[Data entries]
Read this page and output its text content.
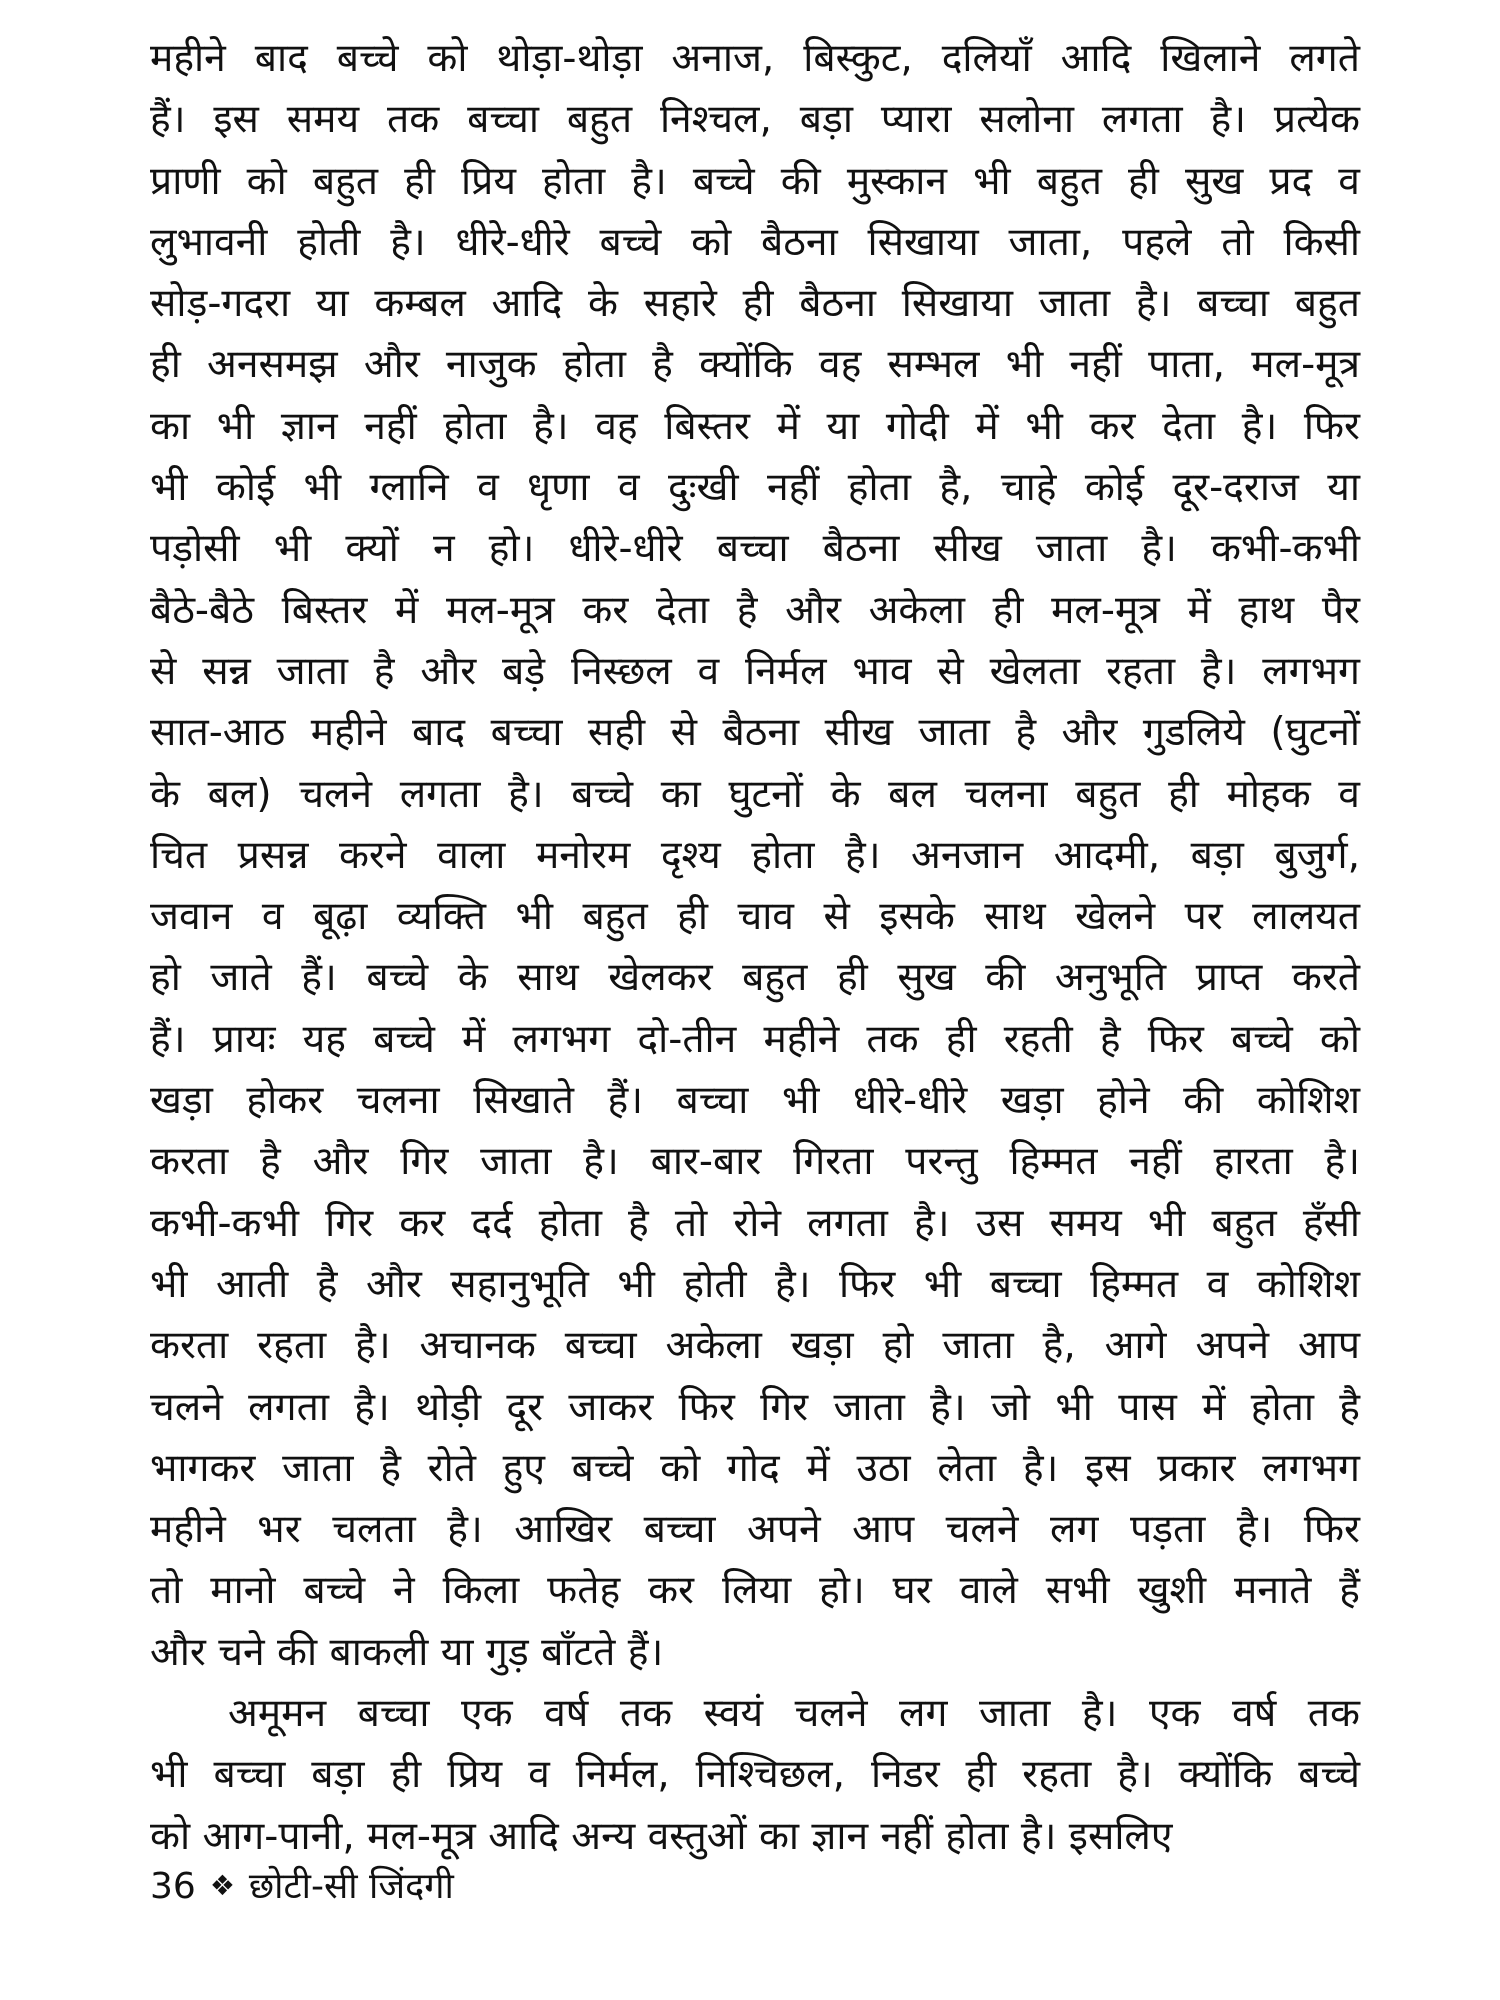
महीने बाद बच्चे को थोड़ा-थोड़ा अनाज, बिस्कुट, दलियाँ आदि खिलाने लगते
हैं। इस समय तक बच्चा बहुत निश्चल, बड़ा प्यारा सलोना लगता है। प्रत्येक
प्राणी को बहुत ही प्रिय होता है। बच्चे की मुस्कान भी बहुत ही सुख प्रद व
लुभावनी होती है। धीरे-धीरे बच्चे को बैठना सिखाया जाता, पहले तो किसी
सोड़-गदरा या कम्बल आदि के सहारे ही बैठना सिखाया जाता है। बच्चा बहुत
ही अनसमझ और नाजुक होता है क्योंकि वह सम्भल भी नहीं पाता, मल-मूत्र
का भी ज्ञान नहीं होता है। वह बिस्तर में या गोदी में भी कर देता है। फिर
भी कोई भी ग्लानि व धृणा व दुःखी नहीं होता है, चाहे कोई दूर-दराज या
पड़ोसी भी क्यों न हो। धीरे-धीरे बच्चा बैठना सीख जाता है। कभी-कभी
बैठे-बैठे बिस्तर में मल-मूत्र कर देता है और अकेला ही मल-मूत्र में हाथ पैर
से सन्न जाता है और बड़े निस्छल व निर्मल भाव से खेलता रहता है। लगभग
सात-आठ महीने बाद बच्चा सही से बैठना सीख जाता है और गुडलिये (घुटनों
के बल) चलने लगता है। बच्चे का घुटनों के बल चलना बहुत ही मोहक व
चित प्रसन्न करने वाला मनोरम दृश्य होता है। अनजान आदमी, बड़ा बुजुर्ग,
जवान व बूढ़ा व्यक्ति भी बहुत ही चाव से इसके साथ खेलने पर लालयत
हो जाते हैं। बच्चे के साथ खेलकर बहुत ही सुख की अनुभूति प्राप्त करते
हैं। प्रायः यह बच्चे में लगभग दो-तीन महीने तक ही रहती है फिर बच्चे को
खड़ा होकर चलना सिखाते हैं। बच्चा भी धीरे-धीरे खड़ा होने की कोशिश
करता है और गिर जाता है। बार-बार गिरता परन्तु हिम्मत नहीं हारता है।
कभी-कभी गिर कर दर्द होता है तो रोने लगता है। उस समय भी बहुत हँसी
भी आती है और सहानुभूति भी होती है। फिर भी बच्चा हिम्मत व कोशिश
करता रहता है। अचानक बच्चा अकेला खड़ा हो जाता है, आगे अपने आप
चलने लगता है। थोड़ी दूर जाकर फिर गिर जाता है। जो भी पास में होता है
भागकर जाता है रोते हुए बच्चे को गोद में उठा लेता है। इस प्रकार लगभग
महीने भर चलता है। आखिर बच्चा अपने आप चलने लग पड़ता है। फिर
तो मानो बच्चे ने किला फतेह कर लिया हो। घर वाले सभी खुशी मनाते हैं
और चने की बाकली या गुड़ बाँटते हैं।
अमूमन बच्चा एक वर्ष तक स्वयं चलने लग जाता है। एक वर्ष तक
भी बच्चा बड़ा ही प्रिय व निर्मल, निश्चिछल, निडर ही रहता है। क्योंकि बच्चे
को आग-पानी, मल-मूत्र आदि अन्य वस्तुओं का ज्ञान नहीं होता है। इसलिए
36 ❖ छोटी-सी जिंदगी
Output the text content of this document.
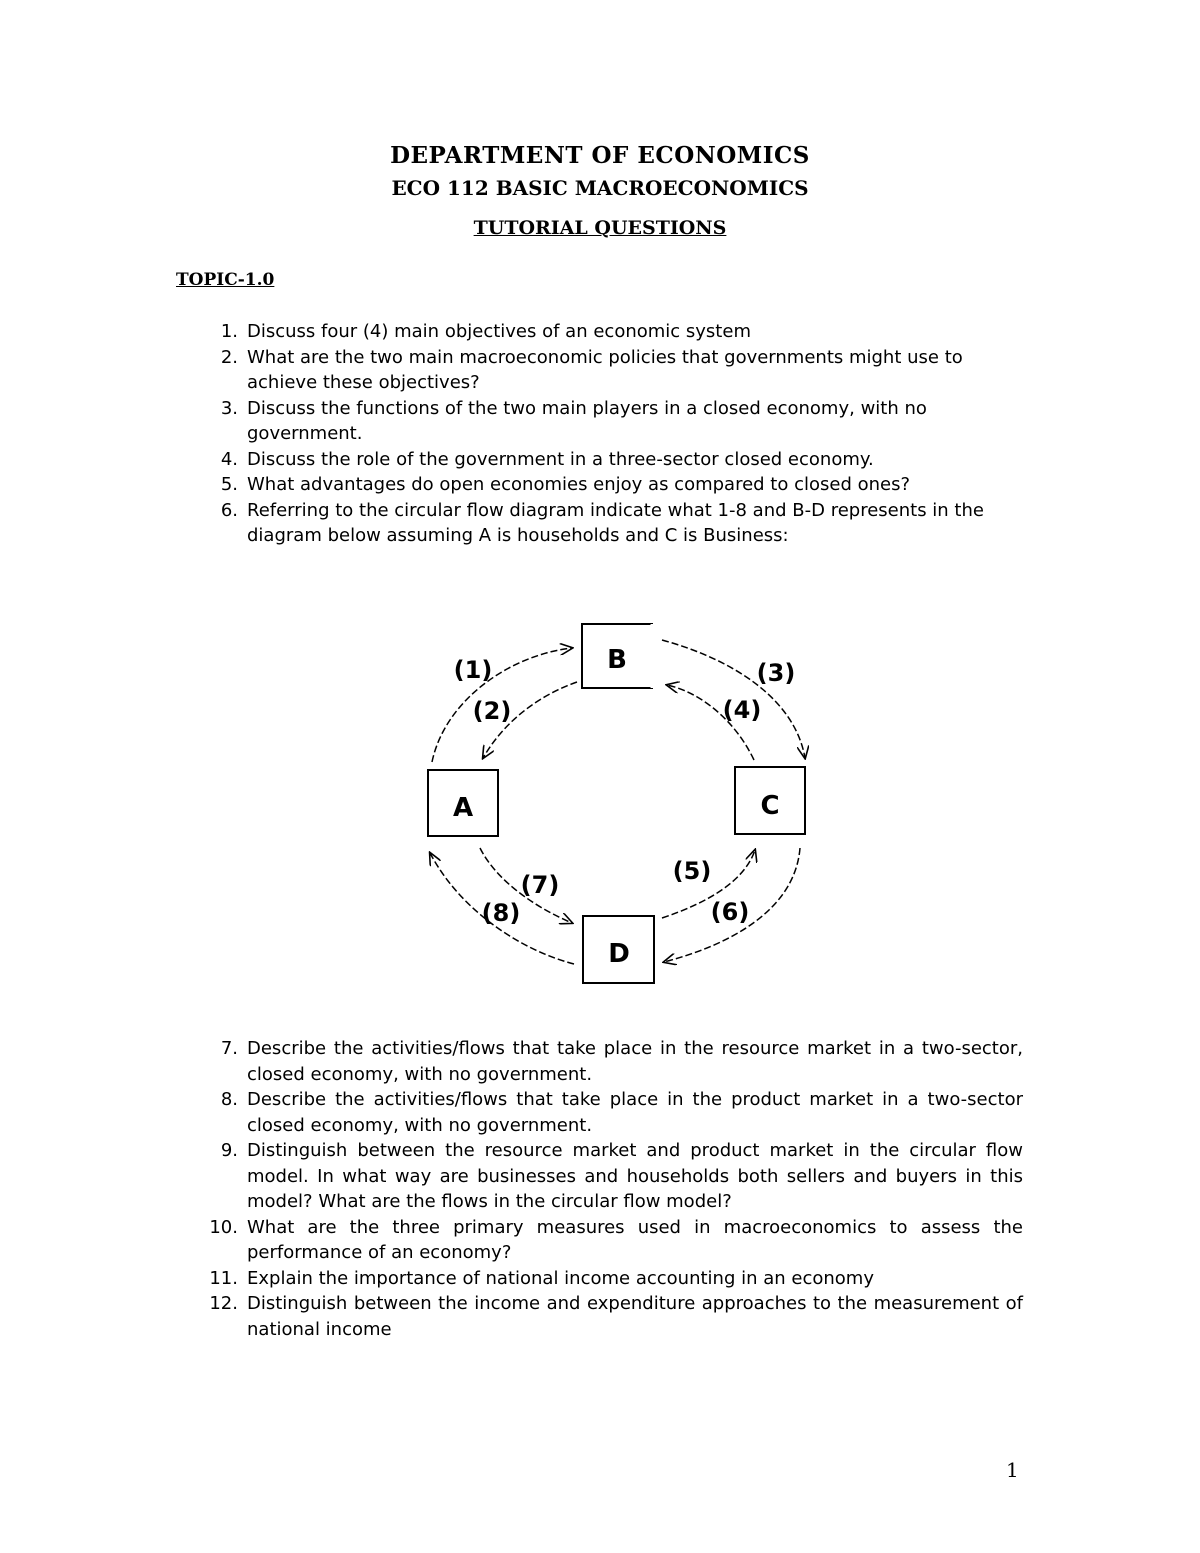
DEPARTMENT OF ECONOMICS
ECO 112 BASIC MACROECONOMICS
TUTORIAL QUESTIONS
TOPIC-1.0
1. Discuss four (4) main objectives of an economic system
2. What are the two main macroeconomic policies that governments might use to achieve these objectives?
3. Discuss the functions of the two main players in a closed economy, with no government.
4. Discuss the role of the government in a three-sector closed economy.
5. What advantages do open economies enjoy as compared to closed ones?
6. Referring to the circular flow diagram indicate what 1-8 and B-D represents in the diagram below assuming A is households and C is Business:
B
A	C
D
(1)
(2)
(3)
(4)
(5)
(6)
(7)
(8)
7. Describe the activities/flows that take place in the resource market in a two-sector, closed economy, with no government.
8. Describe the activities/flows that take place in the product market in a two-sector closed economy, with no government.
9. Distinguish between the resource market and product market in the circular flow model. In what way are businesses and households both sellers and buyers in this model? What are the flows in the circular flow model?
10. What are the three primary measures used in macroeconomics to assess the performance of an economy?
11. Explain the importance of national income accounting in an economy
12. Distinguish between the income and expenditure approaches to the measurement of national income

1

__Written problem__
Take the entries shown above and quote them verbatim, passing over the pictures.

__The reply__
Read this page and output its text content.
महीने बाद बच्चे को थोड़ा-थोड़ा अनाज, बिस्कुट, दलियाँ आदि खिलाने लगते
हैं। इस समय तक बच्चा बहुत निश्चल, बड़ा प्यारा सलोना लगता है। प्रत्येक
प्राणी को बहुत ही प्रिय होता है। बच्चे की मुस्कान भी बहुत ही सुख प्रद व
लुभावनी होती है। धीरे-धीरे बच्चे को बैठना सिखाया जाता, पहले तो किसी
सोड़-गदरा या कम्बल आदि के सहारे ही बैठना सिखाया जाता है। बच्चा बहुत
ही अनसमझ और नाजुक होता है क्योंकि वह सम्भल भी नहीं पाता, मल-मूत्र
का भी ज्ञान नहीं होता है। वह बिस्तर में या गोदी में भी कर देता है। फिर
भी कोई भी ग्लानि व धृणा व दुःखी नहीं होता है, चाहे कोई दूर-दराज या
पड़ोसी भी क्यों न हो। धीरे-धीरे बच्चा बैठना सीख जाता है। कभी-कभी
बैठे-बैठे बिस्तर में मल-मूत्र कर देता है और अकेला ही मल-मूत्र में हाथ पैर
से सन्न जाता है और बड़े निस्छल व निर्मल भाव से खेलता रहता है। लगभग
सात-आठ महीने बाद बच्चा सही से बैठना सीख जाता है और गुडलिये (घुटनों
के बल) चलने लगता है। बच्चे का घुटनों के बल चलना बहुत ही मोहक व
चित प्रसन्न करने वाला मनोरम दृश्य होता है। अनजान आदमी, बड़ा बुजुर्ग,
जवान व बूढ़ा व्यक्ति भी बहुत ही चाव से इसके साथ खेलने पर लालयत
हो जाते हैं। बच्चे के साथ खेलकर बहुत ही सुख की अनुभूति प्राप्त करते
हैं। प्रायः यह बच्चे में लगभग दो-तीन महीने तक ही रहती है फिर बच्चे को
खड़ा होकर चलना सिखाते हैं। बच्चा भी धीरे-धीरे खड़ा होने की कोशिश
करता है और गिर जाता है। बार-बार गिरता परन्तु हिम्मत नहीं हारता है।
कभी-कभी गिर कर दर्द होता है तो रोने लगता है। उस समय भी बहुत हँसी
भी आती है और सहानुभूति भी होती है। फिर भी बच्चा हिम्मत व कोशिश
करता रहता है। अचानक बच्चा अकेला खड़ा हो जाता है, आगे अपने आप
चलने लगता है। थोड़ी दूर जाकर फिर गिर जाता है। जो भी पास में होता है
भागकर जाता है रोते हुए बच्चे को गोद में उठा लेता है। इस प्रकार लगभग
महीने भर चलता है। आखिर बच्चा अपने आप चलने लग पड़ता है। फिर
तो मानो बच्चे ने किला फतेह कर लिया हो। घर वाले सभी खुशी मनाते हैं
और चने की बाकली या गुड़ बाँटते हैं।
अमूमन बच्चा एक वर्ष तक स्वयं चलने लग जाता है। एक वर्ष तक
भी बच्चा बड़ा ही प्रिय व निर्मल, निश्चिछल, निडर ही रहता है। क्योंकि बच्चे
को आग-पानी, मल-मूत्र आदि अन्य वस्तुओं का ज्ञान नहीं होता है। इसलिए
36 ❖ छोटी-सी जिंदगी
Output the text content of this document.
DEPARTMENT OF ECONOMICS
ECO 112 BASIC MACROECONOMICS
TUTORIAL QUESTIONS
TOPIC-1.0
1. Discuss four (4) main objectives of an economic system
2. What are the two main macroeconomic policies that governments might use to achieve these objectives?
3. Discuss the functions of the two main players in a closed economy, with no government.
4. Discuss the role of the government in a three-sector closed economy.
5. What advantages do open economies enjoy as compared to closed ones?
6. Referring to the circular flow diagram indicate what 1-8 and B-D represents in the diagram below assuming A is households and C is Business:
B
A	C
D
(1)
(2)
(3)
(4)
(5)
(6)
(7)
(8)
7. Describe the activities/flows that take place in the resource market in a two-sector, closed economy, with no government.
8. Describe the activities/flows that take place in the product market in a two-sector closed economy, with no government.
9. Distinguish between the resource market and product market in the circular flow model. In what way are businesses and households both sellers and buyers in this model? What are the flows in the circular flow model?
10. What are the three primary measures used in macroeconomics to assess the performance of an economy?
11. Explain the importance of national income accounting in an economy
12. Distinguish between the income and expenditure approaches to the measurement of national income

1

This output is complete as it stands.